The problem >>
Set down every record once more, exactly as given.

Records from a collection
========================================================================

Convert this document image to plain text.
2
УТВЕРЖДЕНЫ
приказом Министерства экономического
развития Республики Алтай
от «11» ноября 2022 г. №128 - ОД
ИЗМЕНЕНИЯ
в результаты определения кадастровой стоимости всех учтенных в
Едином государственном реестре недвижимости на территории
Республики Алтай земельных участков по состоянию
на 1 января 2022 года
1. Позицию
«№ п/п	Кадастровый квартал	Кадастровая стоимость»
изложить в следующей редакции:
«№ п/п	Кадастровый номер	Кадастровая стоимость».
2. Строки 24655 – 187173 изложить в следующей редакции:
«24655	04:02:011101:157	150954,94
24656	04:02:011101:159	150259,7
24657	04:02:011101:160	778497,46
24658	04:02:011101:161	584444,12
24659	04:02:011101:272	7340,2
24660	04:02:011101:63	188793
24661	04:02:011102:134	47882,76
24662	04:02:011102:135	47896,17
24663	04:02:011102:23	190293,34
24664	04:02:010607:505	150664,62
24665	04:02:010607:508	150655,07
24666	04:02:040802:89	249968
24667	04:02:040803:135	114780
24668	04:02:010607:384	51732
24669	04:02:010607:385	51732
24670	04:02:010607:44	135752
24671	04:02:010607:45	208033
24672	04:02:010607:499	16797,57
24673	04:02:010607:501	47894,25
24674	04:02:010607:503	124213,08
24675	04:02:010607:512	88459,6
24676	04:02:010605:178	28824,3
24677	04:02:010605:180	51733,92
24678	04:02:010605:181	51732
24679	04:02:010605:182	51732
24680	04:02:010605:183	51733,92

========================================================================

Answer to this task >>
Convert this document image to plain text.
2
УТВЕРЖДЕНЫ
приказом Министерства экономического
развития Республики Алтай
от «11» ноября 2022 г. №128 - ОД
ИЗМЕНЕНИЯ
в результаты определения кадастровой стоимости всех учтенных в
Едином государственном реестре недвижимости на территории
Республики Алтай земельных участков по состоянию
на 1 января 2022 года
1. Позицию
«№ п/п	Кадастровый квартал	Кадастровая стоимость»
изложить в следующей редакции:
«№ п/п	Кадастровый номер	Кадастровая стоимость».
2. Строки 24655 – 187173 изложить в следующей редакции:
«24655	04:02:011101:157	150954,94
24656	04:02:011101:159	150259,7
24657	04:02:011101:160	778497,46
24658	04:02:011101:161	584444,12
24659	04:02:011101:272	7340,2
24660	04:02:011101:63	188793
24661	04:02:011102:134	47882,76
24662	04:02:011102:135	47896,17
24663	04:02:011102:23	190293,34
24664	04:02:010607:505	150664,62
24665	04:02:010607:508	150655,07
24666	04:02:040802:89	249968
24667	04:02:040803:135	114780
24668	04:02:010607:384	51732
24669	04:02:010607:385	51732
24670	04:02:010607:44	135752
24671	04:02:010607:45	208033
24672	04:02:010607:499	16797,57
24673	04:02:010607:501	47894,25
24674	04:02:010607:503	124213,08
24675	04:02:010607:512	88459,6
24676	04:02:010605:178	28824,3
24677	04:02:010605:180	51733,92
24678	04:02:010605:181	51732
24679	04:02:010605:182	51732
24680	04:02:010605:183	51733,92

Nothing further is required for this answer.